- _Exercise_
Pull out every line in the data that has the string "surfaces" in it.

#####

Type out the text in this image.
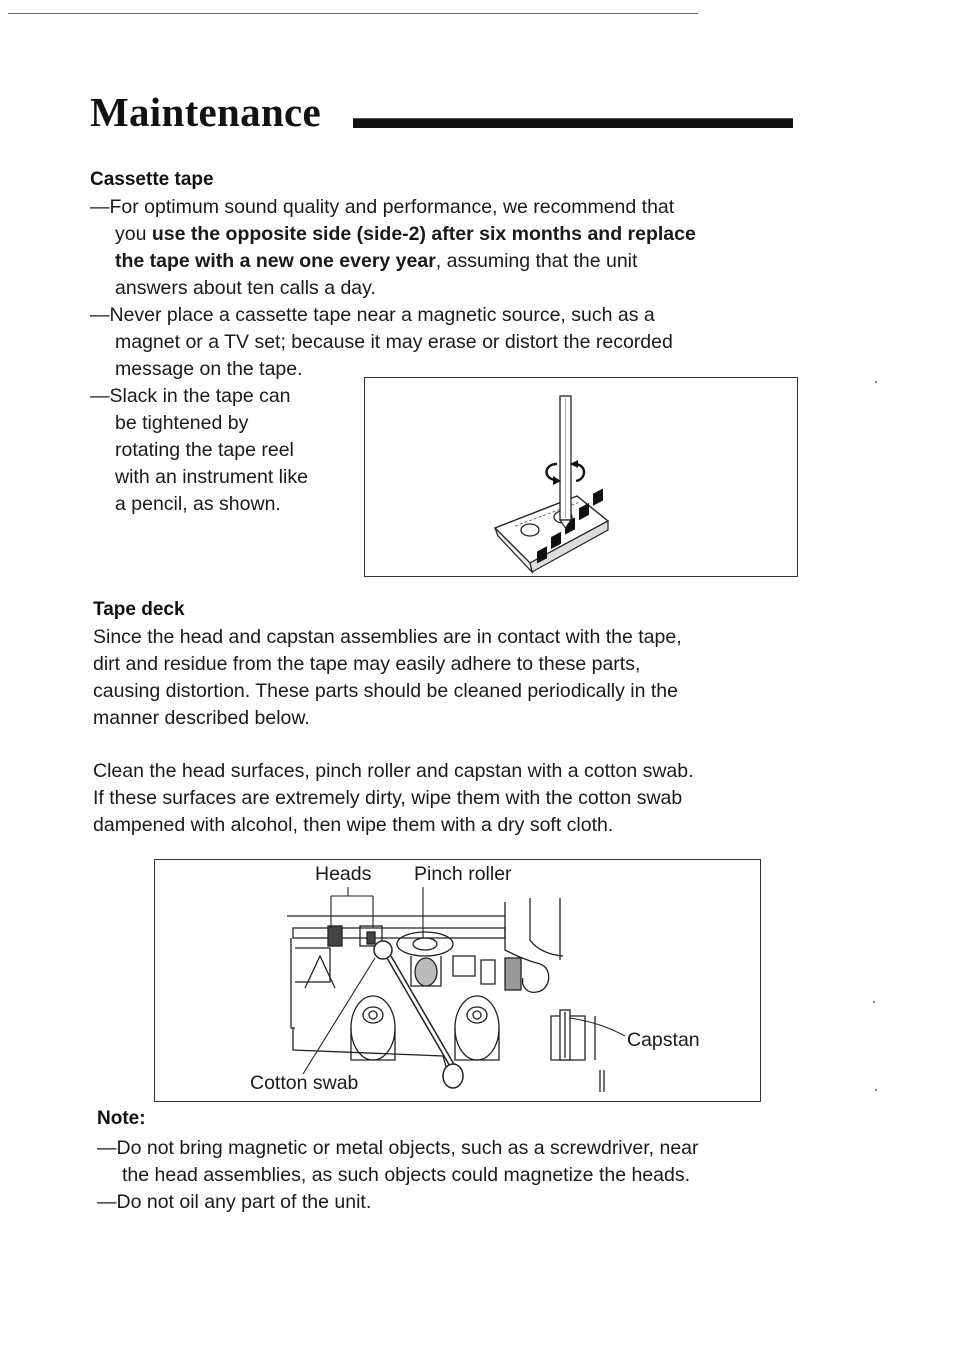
Maintenance
Cassette tape
—For optimum sound quality and performance, we recommend that
you use the opposite side (side-2) after six months and replace
the tape with a new one every year, assuming that the unit
answers about ten calls a day.
—Never place a cassette tape near a magnetic source, such as a
magnet or a TV set; because it may erase or distort the recorded
message on the tape.
—Slack in the tape can
be tightened by
rotating the tape reel
with an instrument like
a pencil, as shown.
Tape deck
Since the head and capstan assemblies are in contact with the tape,
dirt and residue from the tape may easily adhere to these parts,
causing distortion. These parts should be cleaned periodically in the
manner described below.
Clean the head surfaces, pinch roller and capstan with a cotton swab.
If these surfaces are extremely dirty, wipe them with the cotton swab
dampened with alcohol, then wipe them with a dry soft cloth.
Heads Pinch roller
Capstan
Cotton swab
Note:
—Do not bring magnetic or metal objects, such as a screwdriver, near
the head assemblies, as such objects could magnetize the heads.
—Do not oil any part of the unit.
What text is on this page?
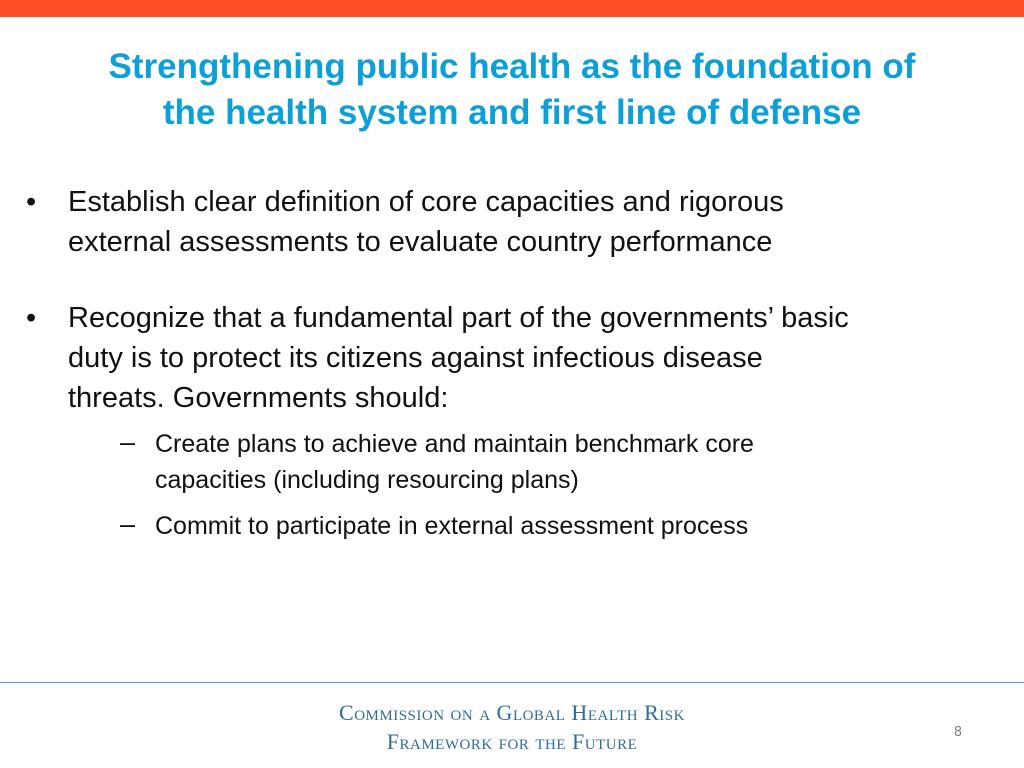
Strengthening public health as the foundation of
the health system and first line of defense
•	Establish clear definition of core capacities and rigorous
external assessments to evaluate country performance
•	Recognize that a fundamental part of the governments’ basic
duty is to protect its citizens against infectious disease
threats. Governments should:
– Create plans to achieve and maintain benchmark core
capacities (including resourcing plans)
– Commit to participate in external assessment process
Commission on a Global Health Risk
Framework for the Future	8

#####

- _Completed task_
Clean the head surfaces, pinch roller and capstan with a cotton swab.
If these surfaces are extremely dirty, wipe them with the cotton swab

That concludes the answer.